:: EXTRAIT CHOISI

Une voix disparue qui monte de la cuisine. Une silhouette dans le reflet d’un miroir, un papillon, épinglé sous une vitre, qui se met à battre des ailes… En quelques signes infimes, Les Revenants imprime sa tonalité singulière, entre effroi et poésie. Pas de hordes de zombies ou de fantômes en quête de salut [...] Ce fan de Six feet under a su [...] composer un univers ténébreux et étrange, dont le pouvoir d’émerveillement pourrait rivaliser avec les meilleures productions américaines 17.
L’insolite et le monstrueux 18 se glissent peu à peu dans une quotidienneté de plus en plus chancelante, et l’on pense à Fringe 19, le « grand modèle » américain, en identifiant bien sûr les clins d’œil et les emprunts, tout en saluant le mixte difficile entre nekya baudelairienne (« Les morts, les pauvres morts, ont de grandes douleurs », La servante au grand cœur dont vous étiez jalouse) et cadre réaliste, dont Louis Vax 20 fait la condition sine qua non de « son » Unheimlich final, dans Séduction de l’étrange.
Larvatus prodeo 21...

::::
:: DONNÉES DISPONIBLES

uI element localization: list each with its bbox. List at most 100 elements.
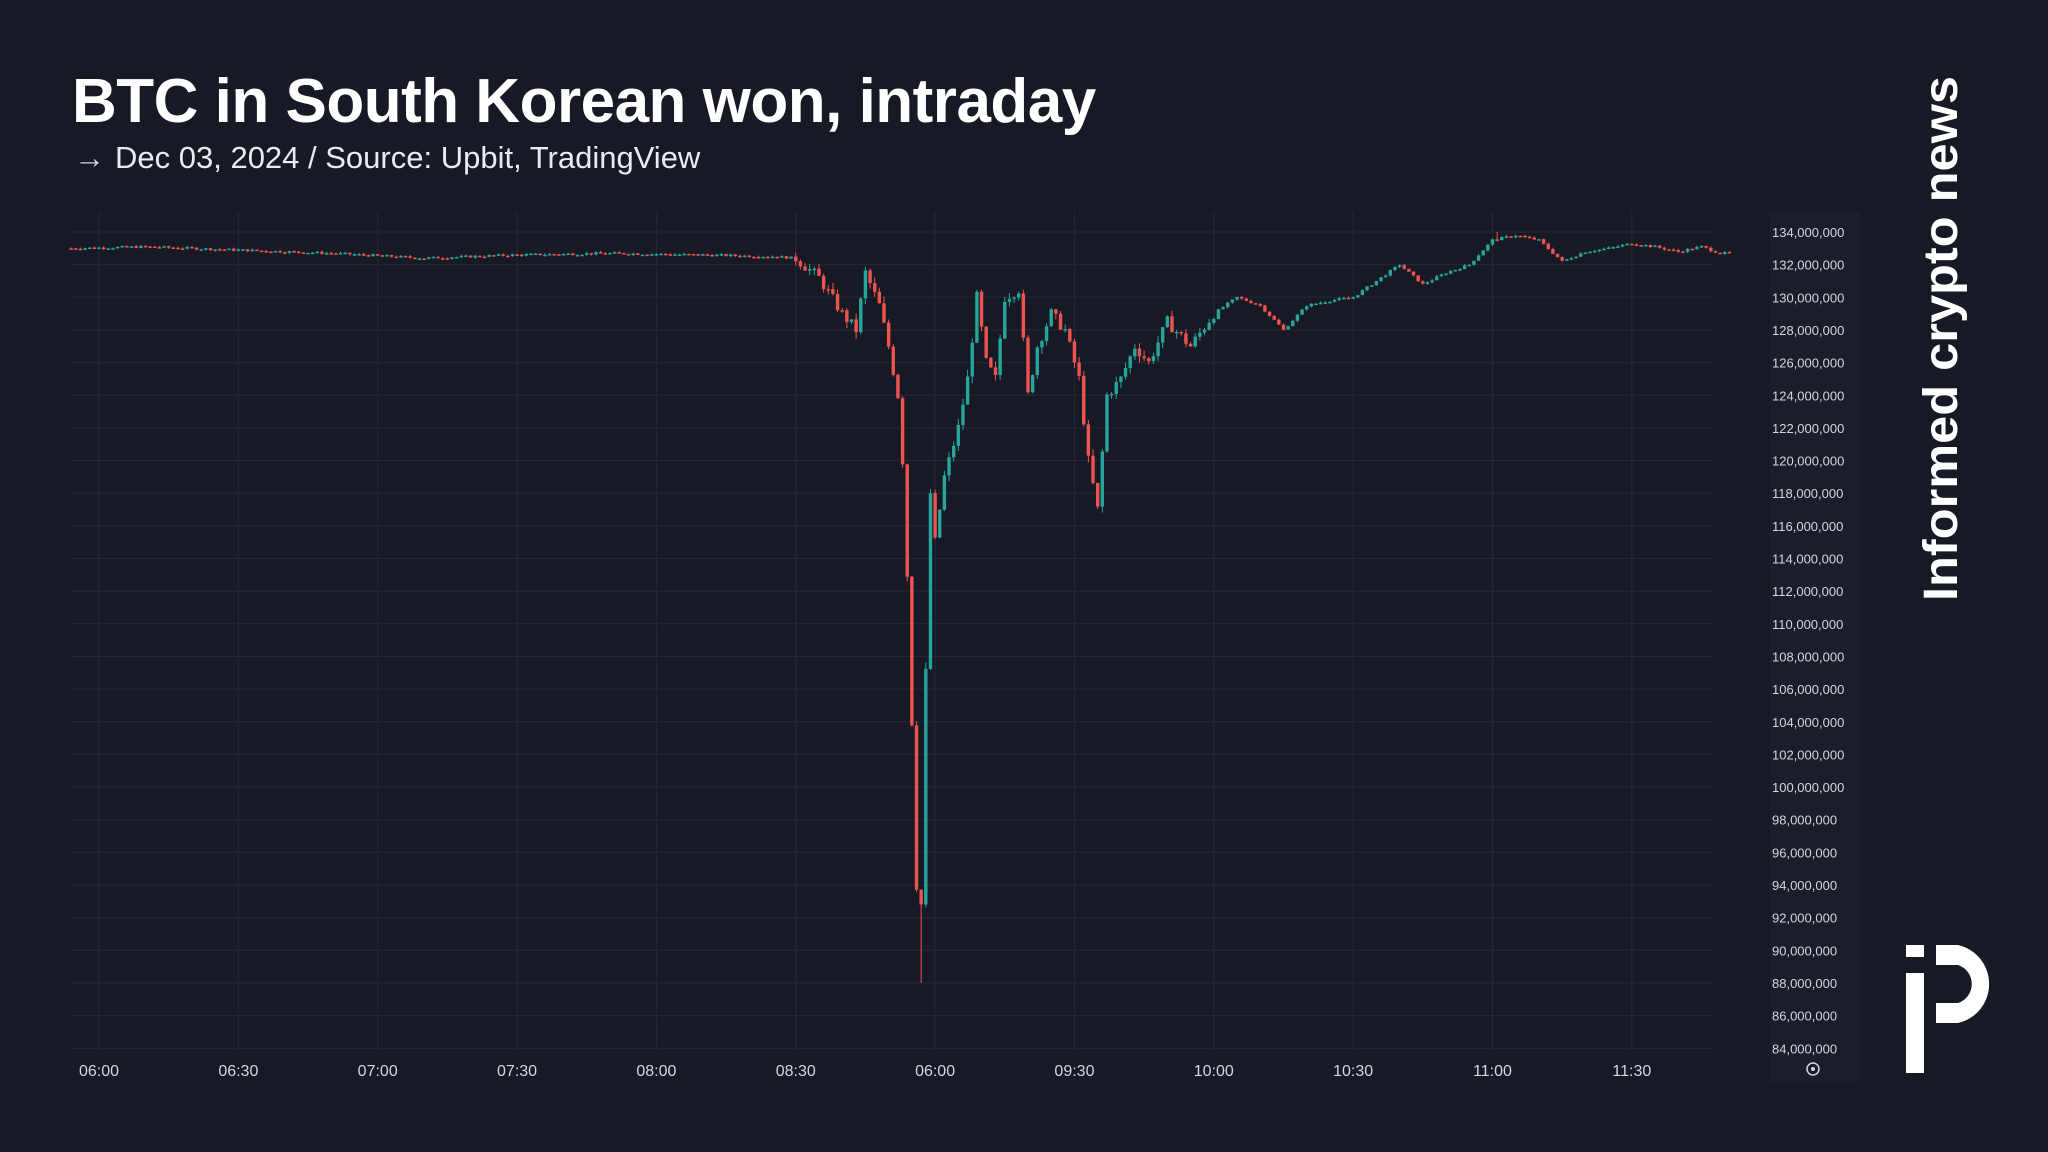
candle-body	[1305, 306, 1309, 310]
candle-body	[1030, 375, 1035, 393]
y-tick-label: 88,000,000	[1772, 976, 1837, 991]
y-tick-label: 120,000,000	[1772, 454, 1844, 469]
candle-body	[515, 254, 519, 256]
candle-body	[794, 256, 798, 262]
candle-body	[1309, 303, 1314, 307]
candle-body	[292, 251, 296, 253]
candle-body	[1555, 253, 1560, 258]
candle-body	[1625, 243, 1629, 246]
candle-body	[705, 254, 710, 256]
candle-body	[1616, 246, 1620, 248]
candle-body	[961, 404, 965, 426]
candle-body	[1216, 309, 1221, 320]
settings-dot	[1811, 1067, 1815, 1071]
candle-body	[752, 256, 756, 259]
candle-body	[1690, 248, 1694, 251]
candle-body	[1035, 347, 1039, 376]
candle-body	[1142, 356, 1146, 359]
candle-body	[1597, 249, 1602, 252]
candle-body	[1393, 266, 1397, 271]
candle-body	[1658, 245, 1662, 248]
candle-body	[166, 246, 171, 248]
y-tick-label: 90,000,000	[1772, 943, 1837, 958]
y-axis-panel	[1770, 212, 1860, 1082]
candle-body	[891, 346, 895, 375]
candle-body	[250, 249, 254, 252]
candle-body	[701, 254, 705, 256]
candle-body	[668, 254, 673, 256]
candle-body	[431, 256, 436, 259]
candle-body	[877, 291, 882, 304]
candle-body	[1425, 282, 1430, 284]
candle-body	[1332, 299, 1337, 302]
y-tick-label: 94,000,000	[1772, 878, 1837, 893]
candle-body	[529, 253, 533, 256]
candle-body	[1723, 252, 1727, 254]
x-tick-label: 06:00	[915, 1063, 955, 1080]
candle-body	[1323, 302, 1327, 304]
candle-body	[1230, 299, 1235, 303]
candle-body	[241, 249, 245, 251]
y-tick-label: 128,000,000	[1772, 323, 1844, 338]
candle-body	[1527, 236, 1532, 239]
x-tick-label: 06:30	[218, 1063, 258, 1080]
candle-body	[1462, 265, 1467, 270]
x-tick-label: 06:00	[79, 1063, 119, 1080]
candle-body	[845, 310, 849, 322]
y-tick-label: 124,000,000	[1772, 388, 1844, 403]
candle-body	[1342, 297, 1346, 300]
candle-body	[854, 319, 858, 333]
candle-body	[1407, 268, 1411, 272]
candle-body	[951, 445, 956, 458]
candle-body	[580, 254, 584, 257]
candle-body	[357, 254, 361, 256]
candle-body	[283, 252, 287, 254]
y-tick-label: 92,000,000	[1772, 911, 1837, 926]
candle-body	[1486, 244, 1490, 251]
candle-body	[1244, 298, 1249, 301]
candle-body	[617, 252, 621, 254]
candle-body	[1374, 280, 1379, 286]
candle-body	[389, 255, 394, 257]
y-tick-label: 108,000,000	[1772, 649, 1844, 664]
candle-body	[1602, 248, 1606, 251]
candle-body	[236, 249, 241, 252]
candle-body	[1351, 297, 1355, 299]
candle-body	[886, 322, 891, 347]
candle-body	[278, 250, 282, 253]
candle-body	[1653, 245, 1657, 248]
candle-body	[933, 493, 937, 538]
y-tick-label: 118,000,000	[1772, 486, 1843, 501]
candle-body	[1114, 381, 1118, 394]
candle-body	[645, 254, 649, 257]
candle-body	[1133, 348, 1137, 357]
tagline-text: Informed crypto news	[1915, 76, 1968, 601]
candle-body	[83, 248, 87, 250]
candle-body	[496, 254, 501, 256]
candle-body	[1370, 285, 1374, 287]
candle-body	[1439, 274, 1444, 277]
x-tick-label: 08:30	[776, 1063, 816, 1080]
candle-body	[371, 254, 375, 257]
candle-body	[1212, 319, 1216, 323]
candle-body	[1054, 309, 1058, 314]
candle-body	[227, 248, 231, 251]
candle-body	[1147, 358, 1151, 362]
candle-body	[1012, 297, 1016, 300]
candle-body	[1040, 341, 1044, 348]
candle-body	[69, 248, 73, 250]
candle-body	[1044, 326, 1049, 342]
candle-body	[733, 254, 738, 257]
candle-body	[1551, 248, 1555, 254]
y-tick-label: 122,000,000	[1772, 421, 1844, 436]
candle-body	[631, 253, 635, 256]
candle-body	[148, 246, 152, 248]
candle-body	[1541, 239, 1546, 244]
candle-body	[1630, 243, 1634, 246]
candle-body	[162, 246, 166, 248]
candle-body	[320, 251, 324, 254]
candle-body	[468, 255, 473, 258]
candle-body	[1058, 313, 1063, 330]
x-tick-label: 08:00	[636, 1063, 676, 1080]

::::

=== ACTIONS À MENER ===
A. Recopiez à l'identique une partie du listing. Commencez à la ligne qui contient « 306, 1309, 310] » et arrêtez-vous après celle qui contient « 323, 1844, 338] », ces deux lignes comprises.
B. Rédigez la suite de l'extrait sur la série Les Revenants, en partant de sa dernière phrase.
L'extrait et le listing sont deux documents indépendants.

=== RÉPONSES PAR CONSIGNE ===
A.
candle-body	[1305, 306, 1309, 310]
candle-body	[1030, 375, 1035, 393]
y-tick-label: 88,000,000	[1772, 976, 1837, 991]
y-tick-label: 120,000,000	[1772, 454, 1844, 469]
candle-body	[515, 254, 519, 256]
candle-body	[794, 256, 798, 262]
candle-body	[1309, 303, 1314, 307]
candle-body	[292, 251, 296, 253]
candle-body	[1555, 253, 1560, 258]
candle-body	[1625, 243, 1629, 246]
candle-body	[705, 254, 710, 256]
candle-body	[1616, 246, 1620, 248]
candle-body	[961, 404, 965, 426]
candle-body	[1216, 309, 1221, 320]
settings-dot	[1811, 1067, 1815, 1071]
candle-body	[752, 256, 756, 259]
candle-body	[1690, 248, 1694, 251]
candle-body	[1035, 347, 1039, 376]
candle-body	[1142, 356, 1146, 359]
candle-body	[1597, 249, 1602, 252]
candle-body	[1393, 266, 1397, 271]
candle-body	[1658, 245, 1662, 248]
candle-body	[166, 246, 171, 248]
y-tick-label: 90,000,000	[1772, 943, 1837, 958]
y-axis-panel	[1770, 212, 1860, 1082]
candle-body	[891, 346, 895, 375]
candle-body	[250, 249, 254, 252]
candle-body	[701, 254, 705, 256]
candle-body	[668, 254, 673, 256]
candle-body	[431, 256, 436, 259]
candle-body	[877, 291, 882, 304]
candle-body	[1425, 282, 1430, 284]
candle-body	[1332, 299, 1337, 302]
y-tick-label: 94,000,000	[1772, 878, 1837, 893]
candle-body	[529, 253, 533, 256]
candle-body	[1723, 252, 1727, 254]
x-tick-label: 06:00	[915, 1063, 955, 1080]
candle-body	[1323, 302, 1327, 304]
candle-body	[1230, 299, 1235, 303]
candle-body	[241, 249, 245, 251]
y-tick-label: 128,000,000	[1772, 323, 1844, 338]

B.
C'est à partir de cette problématique que se développe l'idée d'un corps fantastique non macabre – même si intrinsèquement lié à la mort, comme si ce thème ultime basculait lui aussi doucement dans la neutralisation des affects violents, pourtant censés être sollicités lors de cette rencontre entre le fascinans et le tremendum.
Dans Les Revenants, tout est présent pour égarer, en juxtaposant au « connu » d’une région française assez banale « l’inconnu » d’un parcours de cauchemar : de l’autre côté des eaux répandues du barrage, vivent les ressuscités… dans une perpétuelle aube livide, qui baigne les « maisons-témoins » d’un lotissement abandonné, adossées à de la végétation sans charme ni couleur. La circulation silencieuse se fait en radeau, où les êtres debout ont l’air en effet de glisser magiquement sur le miroir des eaux : « Un radeau s’éloignant doucement de la rive au clair de lune », rappelle Clélia Cohen à propos de la saison 2, épisode 1 22. Le caractère labyrinthique des allées de ces zones pavillonnaires frappées de déshérence est durement éprouvé par Claire Séguret, la « vivante » qui a accompagné sa fille Camille et qui maintenant se croit en butte aux menaces des autres morts.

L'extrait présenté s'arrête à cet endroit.